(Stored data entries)

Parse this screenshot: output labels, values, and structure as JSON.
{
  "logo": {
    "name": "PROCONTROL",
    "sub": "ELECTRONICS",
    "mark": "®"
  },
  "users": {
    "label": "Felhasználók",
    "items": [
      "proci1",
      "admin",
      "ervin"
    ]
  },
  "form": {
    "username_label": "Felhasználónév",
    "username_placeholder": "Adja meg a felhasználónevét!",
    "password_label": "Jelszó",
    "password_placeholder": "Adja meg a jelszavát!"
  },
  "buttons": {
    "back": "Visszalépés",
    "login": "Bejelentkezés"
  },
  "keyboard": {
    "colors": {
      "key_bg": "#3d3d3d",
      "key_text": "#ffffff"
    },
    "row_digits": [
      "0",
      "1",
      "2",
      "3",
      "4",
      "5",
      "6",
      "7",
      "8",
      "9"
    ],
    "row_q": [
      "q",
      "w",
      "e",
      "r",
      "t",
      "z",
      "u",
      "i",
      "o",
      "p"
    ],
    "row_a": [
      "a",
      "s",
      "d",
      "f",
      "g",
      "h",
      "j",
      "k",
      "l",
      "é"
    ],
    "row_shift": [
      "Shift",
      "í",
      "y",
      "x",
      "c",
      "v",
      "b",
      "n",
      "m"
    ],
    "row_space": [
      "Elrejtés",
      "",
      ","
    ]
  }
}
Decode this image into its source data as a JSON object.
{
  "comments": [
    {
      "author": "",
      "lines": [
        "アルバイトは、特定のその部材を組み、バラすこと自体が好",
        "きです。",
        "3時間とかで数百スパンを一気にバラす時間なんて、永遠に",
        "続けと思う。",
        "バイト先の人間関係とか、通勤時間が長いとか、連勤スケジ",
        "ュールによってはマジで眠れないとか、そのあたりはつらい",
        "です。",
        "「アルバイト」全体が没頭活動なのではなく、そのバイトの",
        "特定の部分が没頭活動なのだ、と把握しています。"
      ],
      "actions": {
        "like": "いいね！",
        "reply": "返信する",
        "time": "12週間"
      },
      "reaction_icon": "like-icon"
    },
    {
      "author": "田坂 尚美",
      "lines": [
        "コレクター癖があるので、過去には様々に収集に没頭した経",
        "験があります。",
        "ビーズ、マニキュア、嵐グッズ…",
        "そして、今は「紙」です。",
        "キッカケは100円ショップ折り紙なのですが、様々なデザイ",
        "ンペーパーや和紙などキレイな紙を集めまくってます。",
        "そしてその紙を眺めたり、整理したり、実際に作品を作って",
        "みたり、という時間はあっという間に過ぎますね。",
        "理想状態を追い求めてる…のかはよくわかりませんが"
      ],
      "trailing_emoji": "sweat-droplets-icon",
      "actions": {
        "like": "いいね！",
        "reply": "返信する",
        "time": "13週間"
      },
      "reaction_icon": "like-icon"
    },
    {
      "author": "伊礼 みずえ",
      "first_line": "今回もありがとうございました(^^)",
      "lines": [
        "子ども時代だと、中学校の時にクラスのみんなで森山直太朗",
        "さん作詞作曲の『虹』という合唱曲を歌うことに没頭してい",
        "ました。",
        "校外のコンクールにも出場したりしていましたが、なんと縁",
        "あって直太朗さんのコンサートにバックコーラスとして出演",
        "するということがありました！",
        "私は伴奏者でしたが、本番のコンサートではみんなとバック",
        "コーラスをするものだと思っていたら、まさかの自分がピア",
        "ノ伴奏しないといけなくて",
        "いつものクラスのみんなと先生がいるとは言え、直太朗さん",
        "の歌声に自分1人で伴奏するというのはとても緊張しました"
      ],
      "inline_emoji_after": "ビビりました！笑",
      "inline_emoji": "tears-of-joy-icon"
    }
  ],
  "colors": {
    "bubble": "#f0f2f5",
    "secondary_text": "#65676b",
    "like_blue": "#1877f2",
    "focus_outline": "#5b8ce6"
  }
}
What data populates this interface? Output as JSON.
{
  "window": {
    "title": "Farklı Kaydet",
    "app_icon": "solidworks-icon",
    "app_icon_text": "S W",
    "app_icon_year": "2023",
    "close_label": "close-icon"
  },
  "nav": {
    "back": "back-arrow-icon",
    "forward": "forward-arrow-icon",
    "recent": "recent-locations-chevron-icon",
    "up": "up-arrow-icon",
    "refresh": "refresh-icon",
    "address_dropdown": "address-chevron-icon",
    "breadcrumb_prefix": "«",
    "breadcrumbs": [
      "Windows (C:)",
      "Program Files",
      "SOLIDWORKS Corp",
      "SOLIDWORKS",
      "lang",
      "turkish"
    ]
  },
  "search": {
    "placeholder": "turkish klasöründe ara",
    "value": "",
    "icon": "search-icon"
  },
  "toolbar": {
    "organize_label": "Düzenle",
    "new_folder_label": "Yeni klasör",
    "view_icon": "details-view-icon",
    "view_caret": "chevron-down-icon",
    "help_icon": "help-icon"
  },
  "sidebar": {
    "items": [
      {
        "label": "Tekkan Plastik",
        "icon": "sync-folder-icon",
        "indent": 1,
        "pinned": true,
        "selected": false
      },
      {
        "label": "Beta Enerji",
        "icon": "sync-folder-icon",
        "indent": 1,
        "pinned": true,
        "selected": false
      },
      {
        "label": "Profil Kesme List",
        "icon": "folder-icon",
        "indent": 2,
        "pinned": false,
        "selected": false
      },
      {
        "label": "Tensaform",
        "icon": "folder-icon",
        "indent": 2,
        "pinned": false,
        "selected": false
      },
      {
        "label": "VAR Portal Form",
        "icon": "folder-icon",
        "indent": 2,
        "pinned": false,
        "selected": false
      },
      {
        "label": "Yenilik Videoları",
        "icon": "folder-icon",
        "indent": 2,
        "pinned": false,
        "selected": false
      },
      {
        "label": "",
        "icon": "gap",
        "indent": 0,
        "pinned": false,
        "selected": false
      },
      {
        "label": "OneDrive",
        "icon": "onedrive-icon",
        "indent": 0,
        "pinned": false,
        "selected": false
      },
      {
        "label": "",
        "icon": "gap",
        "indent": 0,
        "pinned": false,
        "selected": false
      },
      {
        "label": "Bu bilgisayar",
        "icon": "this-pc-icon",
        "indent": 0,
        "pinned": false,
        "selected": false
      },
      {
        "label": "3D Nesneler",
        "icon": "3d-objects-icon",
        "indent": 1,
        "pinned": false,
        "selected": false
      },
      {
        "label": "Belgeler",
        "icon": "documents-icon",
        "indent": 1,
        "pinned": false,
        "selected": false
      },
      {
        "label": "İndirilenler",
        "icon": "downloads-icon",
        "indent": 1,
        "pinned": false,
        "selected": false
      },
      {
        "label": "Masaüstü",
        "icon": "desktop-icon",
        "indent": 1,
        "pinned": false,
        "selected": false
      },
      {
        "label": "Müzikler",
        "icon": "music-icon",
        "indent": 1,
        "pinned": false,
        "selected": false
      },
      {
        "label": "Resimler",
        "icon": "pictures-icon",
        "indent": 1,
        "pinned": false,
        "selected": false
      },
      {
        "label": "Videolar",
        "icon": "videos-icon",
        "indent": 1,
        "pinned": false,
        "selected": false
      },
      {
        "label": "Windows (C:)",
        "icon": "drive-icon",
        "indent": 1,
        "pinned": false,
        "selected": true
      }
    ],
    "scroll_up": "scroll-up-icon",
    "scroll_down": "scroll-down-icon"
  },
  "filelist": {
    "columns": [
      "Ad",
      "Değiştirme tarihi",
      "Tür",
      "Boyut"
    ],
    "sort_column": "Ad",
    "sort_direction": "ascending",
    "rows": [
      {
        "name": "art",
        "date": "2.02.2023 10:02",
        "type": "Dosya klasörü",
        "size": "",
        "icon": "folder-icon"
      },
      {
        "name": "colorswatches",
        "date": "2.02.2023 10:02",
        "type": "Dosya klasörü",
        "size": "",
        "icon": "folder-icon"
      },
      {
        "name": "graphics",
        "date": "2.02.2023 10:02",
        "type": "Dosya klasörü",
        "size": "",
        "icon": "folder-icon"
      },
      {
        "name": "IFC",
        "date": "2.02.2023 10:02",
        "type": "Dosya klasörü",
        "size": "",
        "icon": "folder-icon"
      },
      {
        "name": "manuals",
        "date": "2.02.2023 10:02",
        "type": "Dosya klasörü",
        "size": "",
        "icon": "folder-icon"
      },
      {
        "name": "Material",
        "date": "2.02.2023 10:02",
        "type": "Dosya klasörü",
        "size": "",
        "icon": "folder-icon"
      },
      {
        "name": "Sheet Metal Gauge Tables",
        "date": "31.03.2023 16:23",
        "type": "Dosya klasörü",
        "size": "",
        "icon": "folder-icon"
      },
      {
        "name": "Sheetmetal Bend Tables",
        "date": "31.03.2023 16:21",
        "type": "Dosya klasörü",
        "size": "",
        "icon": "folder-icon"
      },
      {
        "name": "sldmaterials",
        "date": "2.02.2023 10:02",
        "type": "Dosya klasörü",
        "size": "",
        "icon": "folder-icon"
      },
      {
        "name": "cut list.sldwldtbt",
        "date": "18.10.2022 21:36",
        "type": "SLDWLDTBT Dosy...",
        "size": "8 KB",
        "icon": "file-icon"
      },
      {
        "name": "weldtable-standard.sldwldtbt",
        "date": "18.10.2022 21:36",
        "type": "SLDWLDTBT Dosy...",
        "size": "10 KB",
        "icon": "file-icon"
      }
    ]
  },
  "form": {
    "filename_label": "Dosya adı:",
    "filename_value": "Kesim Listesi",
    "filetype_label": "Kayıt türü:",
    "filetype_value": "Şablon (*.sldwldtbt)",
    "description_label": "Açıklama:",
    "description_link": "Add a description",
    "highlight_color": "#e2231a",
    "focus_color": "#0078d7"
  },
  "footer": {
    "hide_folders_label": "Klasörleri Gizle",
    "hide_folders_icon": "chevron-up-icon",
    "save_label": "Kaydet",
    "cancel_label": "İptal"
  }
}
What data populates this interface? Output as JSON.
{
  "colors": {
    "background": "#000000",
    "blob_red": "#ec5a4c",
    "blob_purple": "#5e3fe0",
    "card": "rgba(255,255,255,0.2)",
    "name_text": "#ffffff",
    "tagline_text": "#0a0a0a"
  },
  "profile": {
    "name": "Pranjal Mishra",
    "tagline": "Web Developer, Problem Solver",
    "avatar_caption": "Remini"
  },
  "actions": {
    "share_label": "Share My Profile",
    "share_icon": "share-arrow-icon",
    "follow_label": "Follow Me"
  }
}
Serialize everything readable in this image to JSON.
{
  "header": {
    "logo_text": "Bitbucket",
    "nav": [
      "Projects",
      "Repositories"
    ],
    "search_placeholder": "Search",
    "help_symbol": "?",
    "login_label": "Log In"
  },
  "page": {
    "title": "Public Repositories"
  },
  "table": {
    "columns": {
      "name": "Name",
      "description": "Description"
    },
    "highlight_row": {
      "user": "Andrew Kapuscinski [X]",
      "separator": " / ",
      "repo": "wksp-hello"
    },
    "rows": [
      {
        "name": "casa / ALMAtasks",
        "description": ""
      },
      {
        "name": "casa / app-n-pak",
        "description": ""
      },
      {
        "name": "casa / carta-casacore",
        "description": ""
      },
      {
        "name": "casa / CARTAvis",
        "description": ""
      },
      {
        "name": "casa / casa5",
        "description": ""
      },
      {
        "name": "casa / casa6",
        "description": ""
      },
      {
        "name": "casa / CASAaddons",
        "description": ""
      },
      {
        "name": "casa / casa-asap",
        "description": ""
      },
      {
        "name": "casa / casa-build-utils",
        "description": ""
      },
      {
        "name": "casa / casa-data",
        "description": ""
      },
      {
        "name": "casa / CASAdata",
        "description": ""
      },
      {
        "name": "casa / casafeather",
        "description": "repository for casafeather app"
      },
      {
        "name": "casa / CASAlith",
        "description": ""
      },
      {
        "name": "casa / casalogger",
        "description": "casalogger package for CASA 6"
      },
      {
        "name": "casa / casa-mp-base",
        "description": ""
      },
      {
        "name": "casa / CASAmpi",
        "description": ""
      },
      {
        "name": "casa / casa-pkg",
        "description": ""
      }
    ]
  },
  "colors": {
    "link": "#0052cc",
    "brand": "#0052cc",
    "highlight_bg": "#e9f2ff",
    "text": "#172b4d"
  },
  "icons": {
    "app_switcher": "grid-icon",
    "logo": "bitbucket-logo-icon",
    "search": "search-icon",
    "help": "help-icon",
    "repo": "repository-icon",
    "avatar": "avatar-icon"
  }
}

**EXERCISE REQUIREMENTS:**
Go over the data above and copy every line that has the word "arrow" in it.

**TASK SOLUTION:**
    "back": "back-arrow-icon",
    "forward": "forward-arrow-icon",
    "up": "up-arrow-icon",
    "share_icon": "share-arrow-icon",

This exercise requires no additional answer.